Some records:
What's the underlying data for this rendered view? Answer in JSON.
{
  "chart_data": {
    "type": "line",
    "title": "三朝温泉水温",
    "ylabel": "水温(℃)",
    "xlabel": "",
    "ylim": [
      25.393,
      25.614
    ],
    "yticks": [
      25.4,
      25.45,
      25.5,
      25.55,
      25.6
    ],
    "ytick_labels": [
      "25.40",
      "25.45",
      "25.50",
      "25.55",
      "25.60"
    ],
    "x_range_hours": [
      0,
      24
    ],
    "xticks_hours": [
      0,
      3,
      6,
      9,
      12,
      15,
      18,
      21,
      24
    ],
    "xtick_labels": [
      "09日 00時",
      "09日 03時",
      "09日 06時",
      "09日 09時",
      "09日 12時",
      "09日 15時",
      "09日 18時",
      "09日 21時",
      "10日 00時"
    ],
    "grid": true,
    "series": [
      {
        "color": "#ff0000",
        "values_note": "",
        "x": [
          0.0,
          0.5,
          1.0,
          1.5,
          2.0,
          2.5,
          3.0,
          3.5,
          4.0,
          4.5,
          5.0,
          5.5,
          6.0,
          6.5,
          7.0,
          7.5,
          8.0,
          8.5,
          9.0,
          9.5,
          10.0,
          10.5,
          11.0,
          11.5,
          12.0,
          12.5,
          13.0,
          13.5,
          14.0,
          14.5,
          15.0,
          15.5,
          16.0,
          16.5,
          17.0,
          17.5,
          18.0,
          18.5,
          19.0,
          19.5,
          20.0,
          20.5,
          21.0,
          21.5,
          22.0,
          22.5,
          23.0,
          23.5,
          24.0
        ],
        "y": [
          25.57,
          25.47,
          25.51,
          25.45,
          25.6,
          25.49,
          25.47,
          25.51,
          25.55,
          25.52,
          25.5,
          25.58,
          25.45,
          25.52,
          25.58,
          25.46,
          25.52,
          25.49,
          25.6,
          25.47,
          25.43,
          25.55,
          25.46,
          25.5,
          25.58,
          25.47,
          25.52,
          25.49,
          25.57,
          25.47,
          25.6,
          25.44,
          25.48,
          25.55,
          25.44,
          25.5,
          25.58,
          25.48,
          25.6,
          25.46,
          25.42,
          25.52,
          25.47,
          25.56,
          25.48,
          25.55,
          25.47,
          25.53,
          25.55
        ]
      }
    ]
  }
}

» **What is needed**
Print the listing above in its entirety, with every line exact.

» **In response**
What's the underlying data for this rendered view? Answer in JSON.
{
  "chart_data": {
    "type": "line",
    "title": "三朝温泉水温",
    "ylabel": "水温(℃)",
    "xlabel": "",
    "ylim": [
      25.393,
      25.614
    ],
    "yticks": [
      25.4,
      25.45,
      25.5,
      25.55,
      25.6
    ],
    "ytick_labels": [
      "25.40",
      "25.45",
      "25.50",
      "25.55",
      "25.60"
    ],
    "x_range_hours": [
      0,
      24
    ],
    "xticks_hours": [
      0,
      3,
      6,
      9,
      12,
      15,
      18,
      21,
      24
    ],
    "xtick_labels": [
      "09日 00時",
      "09日 03時",
      "09日 06時",
      "09日 09時",
      "09日 12時",
      "09日 15時",
      "09日 18時",
      "09日 21時",
      "10日 00時"
    ],
    "grid": true,
    "series": [
      {
        "color": "#ff0000",
        "values_note": "",
        "x": [
          0.0,
          0.5,
          1.0,
          1.5,
          2.0,
          2.5,
          3.0,
          3.5,
          4.0,
          4.5,
          5.0,
          5.5,
          6.0,
          6.5,
          7.0,
          7.5,
          8.0,
          8.5,
          9.0,
          9.5,
          10.0,
          10.5,
          11.0,
          11.5,
          12.0,
          12.5,
          13.0,
          13.5,
          14.0,
          14.5,
          15.0,
          15.5,
          16.0,
          16.5,
          17.0,
          17.5,
          18.0,
          18.5,
          19.0,
          19.5,
          20.0,
          20.5,
          21.0,
          21.5,
          22.0,
          22.5,
          23.0,
          23.5,
          24.0
        ],
        "y": [
          25.57,
          25.47,
          25.51,
          25.45,
          25.6,
          25.49,
          25.47,
          25.51,
          25.55,
          25.52,
          25.5,
          25.58,
          25.45,
          25.52,
          25.58,
          25.46,
          25.52,
          25.49,
          25.6,
          25.47,
          25.43,
          25.55,
          25.46,
          25.5,
          25.58,
          25.47,
          25.52,
          25.49,
          25.57,
          25.47,
          25.6,
          25.44,
          25.48,
          25.55,
          25.44,
          25.5,
          25.58,
          25.48,
          25.6,
          25.46,
          25.42,
          25.52,
          25.47,
          25.56,
          25.48,
          25.55,
          25.47,
          25.53,
          25.55
        ]
      }
    ]
  }
}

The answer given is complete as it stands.